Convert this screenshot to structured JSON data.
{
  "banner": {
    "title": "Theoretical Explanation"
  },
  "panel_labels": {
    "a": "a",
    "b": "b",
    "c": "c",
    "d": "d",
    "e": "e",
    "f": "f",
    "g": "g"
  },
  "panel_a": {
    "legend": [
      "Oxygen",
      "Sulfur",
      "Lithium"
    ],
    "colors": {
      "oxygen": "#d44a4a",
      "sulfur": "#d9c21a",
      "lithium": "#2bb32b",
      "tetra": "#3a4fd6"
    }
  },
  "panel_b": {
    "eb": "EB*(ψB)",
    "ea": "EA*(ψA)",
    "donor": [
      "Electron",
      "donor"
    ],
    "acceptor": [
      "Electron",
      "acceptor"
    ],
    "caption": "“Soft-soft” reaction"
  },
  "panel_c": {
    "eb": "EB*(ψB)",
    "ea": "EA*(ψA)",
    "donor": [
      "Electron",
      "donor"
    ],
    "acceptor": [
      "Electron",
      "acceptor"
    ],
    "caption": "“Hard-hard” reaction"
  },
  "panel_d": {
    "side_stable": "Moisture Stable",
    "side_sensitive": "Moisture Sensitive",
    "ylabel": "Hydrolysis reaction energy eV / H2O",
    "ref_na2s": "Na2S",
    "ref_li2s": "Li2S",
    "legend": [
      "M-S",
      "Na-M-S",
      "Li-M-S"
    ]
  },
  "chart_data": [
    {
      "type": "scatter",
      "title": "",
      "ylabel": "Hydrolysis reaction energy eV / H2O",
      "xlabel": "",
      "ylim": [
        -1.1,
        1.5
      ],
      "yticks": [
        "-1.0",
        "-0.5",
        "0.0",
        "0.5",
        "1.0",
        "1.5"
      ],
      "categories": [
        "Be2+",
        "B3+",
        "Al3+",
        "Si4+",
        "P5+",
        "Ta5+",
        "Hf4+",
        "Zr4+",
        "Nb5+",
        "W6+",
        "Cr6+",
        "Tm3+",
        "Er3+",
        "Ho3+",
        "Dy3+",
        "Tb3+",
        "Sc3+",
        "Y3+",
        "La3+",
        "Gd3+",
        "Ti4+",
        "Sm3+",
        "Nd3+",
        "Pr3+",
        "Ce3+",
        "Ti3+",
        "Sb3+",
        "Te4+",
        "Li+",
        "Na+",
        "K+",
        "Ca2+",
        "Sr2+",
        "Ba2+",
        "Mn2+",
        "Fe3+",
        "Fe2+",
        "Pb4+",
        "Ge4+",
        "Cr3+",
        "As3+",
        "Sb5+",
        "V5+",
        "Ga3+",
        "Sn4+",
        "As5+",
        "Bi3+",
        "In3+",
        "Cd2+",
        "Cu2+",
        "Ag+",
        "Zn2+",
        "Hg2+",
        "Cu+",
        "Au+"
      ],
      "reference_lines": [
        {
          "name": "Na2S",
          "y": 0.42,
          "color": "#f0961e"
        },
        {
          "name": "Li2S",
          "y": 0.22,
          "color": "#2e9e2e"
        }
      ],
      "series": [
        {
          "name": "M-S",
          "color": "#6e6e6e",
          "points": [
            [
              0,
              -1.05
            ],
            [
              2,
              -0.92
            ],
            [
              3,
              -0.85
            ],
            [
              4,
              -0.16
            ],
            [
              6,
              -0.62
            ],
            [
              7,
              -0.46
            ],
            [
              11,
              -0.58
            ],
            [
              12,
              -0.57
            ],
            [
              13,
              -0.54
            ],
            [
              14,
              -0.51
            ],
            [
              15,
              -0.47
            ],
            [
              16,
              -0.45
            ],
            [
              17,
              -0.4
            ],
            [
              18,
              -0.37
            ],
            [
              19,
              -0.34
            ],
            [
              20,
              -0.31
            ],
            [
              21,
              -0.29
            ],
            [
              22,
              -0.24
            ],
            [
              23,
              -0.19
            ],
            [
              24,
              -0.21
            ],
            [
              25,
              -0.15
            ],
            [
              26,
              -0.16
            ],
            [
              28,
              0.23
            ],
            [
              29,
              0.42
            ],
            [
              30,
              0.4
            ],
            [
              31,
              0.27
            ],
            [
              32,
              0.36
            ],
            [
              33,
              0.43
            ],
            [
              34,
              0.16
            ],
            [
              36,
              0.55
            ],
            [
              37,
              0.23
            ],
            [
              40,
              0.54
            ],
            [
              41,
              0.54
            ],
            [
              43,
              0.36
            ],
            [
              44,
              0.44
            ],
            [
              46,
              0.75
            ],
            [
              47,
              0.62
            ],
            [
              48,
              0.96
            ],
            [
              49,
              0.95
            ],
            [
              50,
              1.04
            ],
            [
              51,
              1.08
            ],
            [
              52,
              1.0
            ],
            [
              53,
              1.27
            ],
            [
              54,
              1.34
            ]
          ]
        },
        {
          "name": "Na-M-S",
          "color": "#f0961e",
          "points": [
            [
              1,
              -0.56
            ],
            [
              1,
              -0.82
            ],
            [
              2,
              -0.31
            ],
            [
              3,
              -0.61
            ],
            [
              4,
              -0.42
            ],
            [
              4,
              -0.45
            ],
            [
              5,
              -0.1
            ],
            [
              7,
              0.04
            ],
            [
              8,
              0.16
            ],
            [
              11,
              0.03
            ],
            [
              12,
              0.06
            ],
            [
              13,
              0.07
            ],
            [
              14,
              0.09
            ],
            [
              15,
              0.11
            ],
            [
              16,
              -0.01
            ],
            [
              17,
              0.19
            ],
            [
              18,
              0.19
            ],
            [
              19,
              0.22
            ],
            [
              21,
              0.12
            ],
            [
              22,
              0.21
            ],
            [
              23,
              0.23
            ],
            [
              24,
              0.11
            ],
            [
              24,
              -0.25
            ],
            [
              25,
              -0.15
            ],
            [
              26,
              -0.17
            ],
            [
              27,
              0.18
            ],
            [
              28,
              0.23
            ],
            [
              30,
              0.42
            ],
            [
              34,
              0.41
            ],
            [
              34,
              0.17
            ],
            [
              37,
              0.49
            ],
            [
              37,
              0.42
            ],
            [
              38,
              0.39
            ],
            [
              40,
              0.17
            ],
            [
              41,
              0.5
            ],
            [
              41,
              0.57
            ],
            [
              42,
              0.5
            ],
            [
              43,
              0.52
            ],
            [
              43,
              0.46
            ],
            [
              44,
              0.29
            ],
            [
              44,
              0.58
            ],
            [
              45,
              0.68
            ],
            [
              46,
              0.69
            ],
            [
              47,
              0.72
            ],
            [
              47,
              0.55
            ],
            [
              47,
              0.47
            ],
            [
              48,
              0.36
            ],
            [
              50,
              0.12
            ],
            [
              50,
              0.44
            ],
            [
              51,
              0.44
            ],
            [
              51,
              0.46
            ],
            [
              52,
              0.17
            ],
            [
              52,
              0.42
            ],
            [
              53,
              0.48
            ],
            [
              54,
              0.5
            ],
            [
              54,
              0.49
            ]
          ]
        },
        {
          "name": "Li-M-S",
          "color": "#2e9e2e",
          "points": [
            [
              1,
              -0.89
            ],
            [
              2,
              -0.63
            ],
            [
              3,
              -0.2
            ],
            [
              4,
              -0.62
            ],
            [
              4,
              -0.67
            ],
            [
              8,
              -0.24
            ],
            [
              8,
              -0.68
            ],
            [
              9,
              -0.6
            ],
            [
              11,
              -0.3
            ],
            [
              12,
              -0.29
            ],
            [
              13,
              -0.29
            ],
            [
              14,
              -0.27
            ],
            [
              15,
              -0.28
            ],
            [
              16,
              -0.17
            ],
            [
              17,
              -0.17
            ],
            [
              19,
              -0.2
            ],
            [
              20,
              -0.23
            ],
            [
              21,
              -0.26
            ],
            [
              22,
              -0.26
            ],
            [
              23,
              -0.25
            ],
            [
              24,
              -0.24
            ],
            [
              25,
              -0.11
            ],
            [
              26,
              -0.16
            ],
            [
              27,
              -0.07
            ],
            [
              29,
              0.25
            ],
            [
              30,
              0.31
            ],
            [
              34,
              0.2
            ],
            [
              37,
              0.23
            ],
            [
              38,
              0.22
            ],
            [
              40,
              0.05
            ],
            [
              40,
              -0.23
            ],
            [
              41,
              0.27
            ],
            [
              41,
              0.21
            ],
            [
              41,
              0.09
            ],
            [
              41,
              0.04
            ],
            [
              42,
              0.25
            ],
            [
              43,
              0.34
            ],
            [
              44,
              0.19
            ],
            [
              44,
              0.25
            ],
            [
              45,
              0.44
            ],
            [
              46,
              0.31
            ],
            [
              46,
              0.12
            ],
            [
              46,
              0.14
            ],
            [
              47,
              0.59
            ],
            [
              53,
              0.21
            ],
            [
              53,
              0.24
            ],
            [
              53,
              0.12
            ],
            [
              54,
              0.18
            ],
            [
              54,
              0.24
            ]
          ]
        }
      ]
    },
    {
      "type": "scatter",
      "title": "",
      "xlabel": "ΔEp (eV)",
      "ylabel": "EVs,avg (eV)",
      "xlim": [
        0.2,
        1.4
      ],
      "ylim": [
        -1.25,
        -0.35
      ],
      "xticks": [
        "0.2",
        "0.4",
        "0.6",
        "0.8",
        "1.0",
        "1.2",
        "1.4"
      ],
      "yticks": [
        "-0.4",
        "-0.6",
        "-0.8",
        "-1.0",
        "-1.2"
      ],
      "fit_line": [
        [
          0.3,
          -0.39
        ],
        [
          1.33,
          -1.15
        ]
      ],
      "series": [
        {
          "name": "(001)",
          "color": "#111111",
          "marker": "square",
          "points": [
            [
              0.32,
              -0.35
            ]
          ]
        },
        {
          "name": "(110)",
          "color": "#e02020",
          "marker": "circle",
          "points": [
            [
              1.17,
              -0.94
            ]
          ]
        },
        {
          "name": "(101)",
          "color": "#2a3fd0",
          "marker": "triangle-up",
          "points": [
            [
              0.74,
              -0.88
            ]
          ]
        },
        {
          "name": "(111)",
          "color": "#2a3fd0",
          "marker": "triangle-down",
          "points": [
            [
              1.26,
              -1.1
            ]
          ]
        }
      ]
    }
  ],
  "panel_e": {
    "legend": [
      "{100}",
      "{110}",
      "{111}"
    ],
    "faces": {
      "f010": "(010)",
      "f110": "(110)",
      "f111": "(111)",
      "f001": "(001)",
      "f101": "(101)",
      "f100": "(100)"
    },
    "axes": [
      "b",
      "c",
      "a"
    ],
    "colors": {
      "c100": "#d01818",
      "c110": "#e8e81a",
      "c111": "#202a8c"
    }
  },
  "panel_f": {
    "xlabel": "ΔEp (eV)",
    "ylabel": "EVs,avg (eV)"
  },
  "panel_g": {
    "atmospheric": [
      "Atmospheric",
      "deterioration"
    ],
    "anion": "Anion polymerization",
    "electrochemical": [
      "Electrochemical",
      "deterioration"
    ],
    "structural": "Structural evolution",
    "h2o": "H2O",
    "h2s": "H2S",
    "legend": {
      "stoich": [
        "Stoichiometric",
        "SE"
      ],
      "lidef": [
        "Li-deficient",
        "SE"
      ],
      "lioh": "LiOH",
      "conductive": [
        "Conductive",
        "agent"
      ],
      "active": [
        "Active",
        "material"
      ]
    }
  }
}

※

Set exercise: Wherever a line in the data above holds "marker", copy that line.

Answer to this problem:
          "marker": "square",
          "marker": "circle",
          "marker": "triangle-up",
          "marker": "triangle-down",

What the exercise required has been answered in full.